--- start of Records provided ---

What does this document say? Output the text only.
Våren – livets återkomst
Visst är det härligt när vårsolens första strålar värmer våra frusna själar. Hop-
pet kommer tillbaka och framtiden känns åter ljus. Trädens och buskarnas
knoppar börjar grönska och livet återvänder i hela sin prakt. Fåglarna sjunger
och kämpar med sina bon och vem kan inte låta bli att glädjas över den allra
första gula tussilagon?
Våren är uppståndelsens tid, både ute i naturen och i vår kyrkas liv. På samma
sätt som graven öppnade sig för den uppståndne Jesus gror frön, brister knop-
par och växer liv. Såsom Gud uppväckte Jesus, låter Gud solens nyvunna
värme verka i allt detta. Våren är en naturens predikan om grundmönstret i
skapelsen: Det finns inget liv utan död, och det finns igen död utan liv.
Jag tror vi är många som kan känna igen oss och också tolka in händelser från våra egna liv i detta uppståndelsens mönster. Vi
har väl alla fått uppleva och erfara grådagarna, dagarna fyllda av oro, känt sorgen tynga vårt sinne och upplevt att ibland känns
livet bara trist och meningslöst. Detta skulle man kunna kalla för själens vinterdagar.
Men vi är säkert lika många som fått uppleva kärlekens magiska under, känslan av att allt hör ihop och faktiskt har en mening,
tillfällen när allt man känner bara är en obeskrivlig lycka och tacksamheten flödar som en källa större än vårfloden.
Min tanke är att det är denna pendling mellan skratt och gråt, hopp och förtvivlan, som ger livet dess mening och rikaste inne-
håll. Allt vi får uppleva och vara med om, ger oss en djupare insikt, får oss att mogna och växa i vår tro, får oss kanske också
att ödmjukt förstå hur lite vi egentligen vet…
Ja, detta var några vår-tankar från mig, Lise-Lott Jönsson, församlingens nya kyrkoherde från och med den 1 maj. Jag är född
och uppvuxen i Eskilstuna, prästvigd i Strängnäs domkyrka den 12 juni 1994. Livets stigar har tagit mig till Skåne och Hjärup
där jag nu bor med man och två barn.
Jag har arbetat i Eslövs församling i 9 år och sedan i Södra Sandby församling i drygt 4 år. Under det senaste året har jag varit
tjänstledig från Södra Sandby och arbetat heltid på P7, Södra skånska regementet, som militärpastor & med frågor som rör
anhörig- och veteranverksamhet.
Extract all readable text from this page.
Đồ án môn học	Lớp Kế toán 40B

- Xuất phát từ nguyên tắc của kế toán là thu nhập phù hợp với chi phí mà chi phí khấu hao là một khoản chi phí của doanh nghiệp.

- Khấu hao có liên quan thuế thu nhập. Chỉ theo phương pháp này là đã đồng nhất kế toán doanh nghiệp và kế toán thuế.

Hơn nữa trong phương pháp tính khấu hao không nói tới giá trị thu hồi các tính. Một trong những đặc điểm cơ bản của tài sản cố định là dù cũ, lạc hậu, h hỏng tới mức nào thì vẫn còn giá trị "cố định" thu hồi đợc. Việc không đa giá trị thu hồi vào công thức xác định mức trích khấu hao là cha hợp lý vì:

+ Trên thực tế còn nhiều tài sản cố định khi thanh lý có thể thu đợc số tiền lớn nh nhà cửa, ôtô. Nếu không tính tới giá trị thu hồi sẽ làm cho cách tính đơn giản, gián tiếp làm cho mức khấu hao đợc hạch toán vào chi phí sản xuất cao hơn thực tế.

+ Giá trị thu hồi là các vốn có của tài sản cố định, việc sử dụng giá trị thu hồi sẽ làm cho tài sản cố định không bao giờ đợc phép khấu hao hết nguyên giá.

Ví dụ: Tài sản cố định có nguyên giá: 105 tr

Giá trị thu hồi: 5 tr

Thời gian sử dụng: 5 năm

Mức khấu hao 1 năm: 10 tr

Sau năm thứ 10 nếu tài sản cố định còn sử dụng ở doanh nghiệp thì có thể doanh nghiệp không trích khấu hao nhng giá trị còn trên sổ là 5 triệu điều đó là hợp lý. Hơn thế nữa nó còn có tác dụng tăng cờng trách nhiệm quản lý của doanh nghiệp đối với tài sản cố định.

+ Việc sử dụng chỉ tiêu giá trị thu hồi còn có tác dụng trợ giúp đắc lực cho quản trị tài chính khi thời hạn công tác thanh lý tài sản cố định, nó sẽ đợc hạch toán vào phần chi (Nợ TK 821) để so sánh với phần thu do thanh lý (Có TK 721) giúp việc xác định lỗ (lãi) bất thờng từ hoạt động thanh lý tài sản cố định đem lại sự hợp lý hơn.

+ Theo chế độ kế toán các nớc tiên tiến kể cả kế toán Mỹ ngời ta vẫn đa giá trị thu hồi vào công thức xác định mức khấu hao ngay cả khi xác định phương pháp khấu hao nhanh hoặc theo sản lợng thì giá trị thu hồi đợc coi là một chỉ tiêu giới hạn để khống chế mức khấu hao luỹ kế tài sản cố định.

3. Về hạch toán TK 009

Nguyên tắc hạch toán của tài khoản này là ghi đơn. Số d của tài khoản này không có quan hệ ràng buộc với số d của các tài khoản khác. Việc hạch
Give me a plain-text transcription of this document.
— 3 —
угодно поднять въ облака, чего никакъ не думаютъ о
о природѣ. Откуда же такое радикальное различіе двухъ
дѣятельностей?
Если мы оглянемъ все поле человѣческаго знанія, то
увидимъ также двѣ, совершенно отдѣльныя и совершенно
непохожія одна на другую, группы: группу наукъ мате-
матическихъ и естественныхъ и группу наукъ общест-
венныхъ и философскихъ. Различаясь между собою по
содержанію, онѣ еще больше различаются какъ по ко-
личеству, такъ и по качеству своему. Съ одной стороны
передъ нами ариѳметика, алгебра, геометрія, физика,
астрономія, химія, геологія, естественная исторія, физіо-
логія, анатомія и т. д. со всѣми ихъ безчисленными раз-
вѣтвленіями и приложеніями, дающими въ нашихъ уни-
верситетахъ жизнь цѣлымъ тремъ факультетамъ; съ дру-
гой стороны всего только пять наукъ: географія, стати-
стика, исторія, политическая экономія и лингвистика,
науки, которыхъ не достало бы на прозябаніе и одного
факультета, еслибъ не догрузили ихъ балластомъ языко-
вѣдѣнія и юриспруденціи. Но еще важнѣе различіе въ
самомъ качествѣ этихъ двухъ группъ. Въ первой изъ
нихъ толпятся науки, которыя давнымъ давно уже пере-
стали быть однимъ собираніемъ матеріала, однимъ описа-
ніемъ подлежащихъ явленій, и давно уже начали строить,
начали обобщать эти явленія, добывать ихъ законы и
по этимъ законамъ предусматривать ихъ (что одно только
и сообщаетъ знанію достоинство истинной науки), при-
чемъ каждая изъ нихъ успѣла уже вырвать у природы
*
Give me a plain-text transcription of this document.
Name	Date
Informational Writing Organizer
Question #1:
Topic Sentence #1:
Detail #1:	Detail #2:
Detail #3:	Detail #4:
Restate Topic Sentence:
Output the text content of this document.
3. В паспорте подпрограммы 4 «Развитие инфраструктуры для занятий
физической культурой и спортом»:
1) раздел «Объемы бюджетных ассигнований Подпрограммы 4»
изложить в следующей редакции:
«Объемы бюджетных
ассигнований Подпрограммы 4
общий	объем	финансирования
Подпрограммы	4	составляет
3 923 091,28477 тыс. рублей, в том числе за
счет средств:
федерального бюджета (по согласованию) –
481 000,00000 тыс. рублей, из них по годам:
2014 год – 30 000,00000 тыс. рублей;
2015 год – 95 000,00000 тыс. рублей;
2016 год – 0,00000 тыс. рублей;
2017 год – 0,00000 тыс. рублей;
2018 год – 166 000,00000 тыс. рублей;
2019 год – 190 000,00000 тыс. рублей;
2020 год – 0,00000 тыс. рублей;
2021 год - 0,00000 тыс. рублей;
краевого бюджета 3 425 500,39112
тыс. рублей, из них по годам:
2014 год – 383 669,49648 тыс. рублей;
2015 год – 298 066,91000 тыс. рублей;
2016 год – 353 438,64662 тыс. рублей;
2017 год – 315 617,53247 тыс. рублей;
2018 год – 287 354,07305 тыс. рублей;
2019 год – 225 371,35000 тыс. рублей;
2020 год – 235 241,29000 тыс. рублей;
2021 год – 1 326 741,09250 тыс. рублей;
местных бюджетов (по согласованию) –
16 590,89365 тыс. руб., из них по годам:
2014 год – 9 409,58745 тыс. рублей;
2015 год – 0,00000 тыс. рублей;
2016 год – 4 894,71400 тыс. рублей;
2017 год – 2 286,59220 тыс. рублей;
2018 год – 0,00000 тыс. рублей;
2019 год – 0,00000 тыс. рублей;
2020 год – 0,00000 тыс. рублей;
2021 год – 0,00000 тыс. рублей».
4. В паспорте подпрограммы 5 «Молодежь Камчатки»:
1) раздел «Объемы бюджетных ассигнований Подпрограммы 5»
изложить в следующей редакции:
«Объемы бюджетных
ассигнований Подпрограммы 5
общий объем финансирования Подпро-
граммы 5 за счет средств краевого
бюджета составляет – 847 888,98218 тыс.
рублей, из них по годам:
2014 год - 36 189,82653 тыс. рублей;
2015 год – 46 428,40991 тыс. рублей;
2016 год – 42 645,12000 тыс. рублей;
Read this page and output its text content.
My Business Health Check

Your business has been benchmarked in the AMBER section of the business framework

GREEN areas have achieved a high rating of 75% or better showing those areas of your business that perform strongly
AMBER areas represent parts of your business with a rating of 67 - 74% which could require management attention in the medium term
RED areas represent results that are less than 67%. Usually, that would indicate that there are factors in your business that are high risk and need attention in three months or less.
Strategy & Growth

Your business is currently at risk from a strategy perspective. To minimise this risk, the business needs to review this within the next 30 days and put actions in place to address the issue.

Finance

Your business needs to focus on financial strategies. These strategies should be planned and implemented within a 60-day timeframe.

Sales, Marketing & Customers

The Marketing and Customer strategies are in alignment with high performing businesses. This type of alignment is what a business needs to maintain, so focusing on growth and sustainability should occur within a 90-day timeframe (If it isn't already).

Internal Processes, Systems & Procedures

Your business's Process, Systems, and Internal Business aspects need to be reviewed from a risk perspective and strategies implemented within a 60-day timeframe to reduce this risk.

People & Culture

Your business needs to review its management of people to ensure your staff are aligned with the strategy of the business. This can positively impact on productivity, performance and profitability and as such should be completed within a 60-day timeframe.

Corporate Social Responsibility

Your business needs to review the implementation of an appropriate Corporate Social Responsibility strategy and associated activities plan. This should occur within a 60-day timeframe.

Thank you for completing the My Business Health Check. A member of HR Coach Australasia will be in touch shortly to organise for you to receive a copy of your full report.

--- end of Records provided ---

__What to produce__: Going through the lines above one by one, tally those with the word "Jesus" and give only the total.

__Correct output__: 2